(Stated problem)
Report the count of lines below in which the string "детей" occurs; include nothing else.

* start *

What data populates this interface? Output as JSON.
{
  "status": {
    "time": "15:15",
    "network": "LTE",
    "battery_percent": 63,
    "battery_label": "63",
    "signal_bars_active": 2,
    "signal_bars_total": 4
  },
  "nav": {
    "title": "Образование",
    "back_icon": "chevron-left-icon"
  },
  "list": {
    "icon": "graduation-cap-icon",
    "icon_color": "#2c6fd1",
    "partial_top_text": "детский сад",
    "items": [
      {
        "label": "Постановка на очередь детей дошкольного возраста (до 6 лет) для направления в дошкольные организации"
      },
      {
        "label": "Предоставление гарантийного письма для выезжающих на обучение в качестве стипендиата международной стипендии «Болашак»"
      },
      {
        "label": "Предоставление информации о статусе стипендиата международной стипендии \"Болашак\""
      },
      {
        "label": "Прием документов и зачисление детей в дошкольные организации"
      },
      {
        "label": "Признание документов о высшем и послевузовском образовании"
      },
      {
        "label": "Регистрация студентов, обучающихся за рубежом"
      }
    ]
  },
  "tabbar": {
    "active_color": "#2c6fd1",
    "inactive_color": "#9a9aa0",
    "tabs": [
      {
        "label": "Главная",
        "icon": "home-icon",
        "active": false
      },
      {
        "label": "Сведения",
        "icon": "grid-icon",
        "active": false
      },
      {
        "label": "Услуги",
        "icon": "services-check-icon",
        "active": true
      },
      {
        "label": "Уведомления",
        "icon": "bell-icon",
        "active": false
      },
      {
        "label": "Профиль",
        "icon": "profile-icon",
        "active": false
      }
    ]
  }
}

* end *

(Task solution)
2